**TASK TO CARRY OUT:**
Set down exactly the lines from the one containing "OCR this image." through the last line of the records below, both included, and nothing else.

**SUPPLIED INFORMATION:**
--- Start ---

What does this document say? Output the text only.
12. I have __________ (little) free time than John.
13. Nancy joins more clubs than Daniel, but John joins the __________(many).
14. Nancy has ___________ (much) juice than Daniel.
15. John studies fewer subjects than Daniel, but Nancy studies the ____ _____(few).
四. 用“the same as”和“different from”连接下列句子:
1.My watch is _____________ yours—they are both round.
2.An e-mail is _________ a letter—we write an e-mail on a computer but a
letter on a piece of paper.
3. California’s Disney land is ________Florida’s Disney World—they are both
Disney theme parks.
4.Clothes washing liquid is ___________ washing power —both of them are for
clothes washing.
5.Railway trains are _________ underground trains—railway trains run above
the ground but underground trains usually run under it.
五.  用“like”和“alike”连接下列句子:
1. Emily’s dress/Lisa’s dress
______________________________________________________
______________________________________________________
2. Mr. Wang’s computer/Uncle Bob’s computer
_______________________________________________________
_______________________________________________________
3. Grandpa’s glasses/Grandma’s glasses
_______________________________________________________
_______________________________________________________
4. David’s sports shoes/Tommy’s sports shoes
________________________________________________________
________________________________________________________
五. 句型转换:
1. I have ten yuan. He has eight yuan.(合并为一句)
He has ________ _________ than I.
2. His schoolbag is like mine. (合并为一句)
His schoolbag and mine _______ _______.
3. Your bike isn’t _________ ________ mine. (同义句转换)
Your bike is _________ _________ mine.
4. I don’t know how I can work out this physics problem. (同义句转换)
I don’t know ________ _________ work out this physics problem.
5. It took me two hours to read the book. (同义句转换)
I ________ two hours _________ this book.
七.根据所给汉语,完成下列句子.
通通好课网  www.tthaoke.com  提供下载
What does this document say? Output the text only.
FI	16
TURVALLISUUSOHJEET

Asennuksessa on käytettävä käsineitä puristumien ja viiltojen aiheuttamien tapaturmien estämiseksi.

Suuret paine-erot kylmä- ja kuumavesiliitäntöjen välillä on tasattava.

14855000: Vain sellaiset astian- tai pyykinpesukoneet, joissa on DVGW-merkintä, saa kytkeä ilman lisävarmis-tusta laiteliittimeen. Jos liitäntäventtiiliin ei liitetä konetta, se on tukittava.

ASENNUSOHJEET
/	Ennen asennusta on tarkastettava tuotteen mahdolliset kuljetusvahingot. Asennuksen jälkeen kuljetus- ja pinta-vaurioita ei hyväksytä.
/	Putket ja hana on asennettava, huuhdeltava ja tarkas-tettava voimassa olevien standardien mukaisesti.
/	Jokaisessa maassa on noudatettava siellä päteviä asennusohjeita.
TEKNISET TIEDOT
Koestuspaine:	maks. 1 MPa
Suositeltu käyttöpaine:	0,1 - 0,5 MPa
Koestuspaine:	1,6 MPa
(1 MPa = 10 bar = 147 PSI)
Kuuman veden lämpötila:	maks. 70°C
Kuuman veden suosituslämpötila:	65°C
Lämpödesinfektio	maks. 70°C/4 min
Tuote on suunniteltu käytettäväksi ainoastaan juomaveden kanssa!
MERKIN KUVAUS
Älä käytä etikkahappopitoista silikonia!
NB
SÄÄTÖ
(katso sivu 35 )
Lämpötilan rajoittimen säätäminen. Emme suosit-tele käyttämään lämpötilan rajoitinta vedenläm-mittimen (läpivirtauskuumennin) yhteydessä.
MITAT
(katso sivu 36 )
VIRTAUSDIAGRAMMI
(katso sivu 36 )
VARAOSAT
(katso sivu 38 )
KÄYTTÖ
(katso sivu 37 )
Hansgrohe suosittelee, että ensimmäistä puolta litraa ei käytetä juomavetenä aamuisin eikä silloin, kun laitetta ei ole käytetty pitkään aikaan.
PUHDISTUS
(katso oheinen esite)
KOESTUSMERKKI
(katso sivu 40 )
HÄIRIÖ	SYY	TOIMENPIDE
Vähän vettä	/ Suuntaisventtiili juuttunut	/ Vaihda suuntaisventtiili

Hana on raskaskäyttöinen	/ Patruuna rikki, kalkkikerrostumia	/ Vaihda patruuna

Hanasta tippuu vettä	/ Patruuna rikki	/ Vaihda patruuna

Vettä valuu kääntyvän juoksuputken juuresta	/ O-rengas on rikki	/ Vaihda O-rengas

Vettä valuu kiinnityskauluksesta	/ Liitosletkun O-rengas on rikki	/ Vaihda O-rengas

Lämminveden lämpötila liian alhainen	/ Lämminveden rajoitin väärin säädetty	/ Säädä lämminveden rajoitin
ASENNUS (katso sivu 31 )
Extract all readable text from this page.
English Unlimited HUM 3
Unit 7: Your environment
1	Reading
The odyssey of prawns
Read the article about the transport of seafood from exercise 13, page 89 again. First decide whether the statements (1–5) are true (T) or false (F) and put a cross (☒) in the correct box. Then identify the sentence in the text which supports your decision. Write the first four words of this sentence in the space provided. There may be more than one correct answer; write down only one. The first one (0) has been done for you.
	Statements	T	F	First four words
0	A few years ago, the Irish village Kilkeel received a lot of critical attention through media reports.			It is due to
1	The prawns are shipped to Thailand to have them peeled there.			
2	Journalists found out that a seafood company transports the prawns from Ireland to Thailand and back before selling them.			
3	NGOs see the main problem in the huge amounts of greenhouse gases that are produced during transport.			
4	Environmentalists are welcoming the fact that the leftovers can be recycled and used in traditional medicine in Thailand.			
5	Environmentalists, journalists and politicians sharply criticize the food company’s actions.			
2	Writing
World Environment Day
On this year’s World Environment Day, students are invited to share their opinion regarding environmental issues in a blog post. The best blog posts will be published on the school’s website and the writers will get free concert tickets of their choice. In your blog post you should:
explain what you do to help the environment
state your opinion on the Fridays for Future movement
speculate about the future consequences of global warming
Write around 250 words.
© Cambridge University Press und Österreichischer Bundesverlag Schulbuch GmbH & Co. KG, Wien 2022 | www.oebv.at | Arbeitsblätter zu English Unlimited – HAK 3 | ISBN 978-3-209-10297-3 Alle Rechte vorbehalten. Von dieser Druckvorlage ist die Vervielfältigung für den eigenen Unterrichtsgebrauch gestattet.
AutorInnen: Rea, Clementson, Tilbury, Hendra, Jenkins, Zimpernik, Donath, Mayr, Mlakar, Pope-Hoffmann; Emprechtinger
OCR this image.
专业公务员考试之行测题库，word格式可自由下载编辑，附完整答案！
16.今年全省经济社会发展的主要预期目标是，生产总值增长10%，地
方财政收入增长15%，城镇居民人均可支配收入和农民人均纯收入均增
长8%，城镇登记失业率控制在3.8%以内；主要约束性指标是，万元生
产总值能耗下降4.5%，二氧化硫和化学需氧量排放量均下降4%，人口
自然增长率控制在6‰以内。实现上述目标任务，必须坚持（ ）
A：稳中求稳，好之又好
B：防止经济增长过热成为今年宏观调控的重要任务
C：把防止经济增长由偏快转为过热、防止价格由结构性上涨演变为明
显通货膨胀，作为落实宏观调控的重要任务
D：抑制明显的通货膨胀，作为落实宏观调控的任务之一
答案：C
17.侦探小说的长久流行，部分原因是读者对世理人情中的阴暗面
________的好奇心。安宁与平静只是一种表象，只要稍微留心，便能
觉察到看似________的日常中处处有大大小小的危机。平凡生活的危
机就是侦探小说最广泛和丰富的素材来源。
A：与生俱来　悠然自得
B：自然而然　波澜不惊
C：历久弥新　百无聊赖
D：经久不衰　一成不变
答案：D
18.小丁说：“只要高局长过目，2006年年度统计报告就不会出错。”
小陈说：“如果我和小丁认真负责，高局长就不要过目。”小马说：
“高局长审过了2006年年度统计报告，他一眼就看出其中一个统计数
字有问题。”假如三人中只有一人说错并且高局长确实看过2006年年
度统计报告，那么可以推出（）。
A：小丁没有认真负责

--- End ---

**EXERCISE RESULT:**
OCR this image.
专业公务员考试之行测题库，word格式可自由下载编辑，附完整答案！
16.今年全省经济社会发展的主要预期目标是，生产总值增长10%，地
方财政收入增长15%，城镇居民人均可支配收入和农民人均纯收入均增
长8%，城镇登记失业率控制在3.8%以内；主要约束性指标是，万元生
产总值能耗下降4.5%，二氧化硫和化学需氧量排放量均下降4%，人口
自然增长率控制在6‰以内。实现上述目标任务，必须坚持（ ）
A：稳中求稳，好之又好
B：防止经济增长过热成为今年宏观调控的重要任务
C：把防止经济增长由偏快转为过热、防止价格由结构性上涨演变为明
显通货膨胀，作为落实宏观调控的重要任务
D：抑制明显的通货膨胀，作为落实宏观调控的任务之一
答案：C
17.侦探小说的长久流行，部分原因是读者对世理人情中的阴暗面
________的好奇心。安宁与平静只是一种表象，只要稍微留心，便能
觉察到看似________的日常中处处有大大小小的危机。平凡生活的危
机就是侦探小说最广泛和丰富的素材来源。
A：与生俱来　悠然自得
B：自然而然　波澜不惊
C：历久弥新　百无聊赖
D：经久不衰　一成不变
答案：D
18.小丁说：“只要高局长过目，2006年年度统计报告就不会出错。”
小陈说：“如果我和小丁认真负责，高局长就不要过目。”小马说：
“高局长审过了2006年年度统计报告，他一眼就看出其中一个统计数
字有问题。”假如三人中只有一人说错并且高局长确实看过2006年年
度统计报告，那么可以推出（）。
A：小丁没有认真负责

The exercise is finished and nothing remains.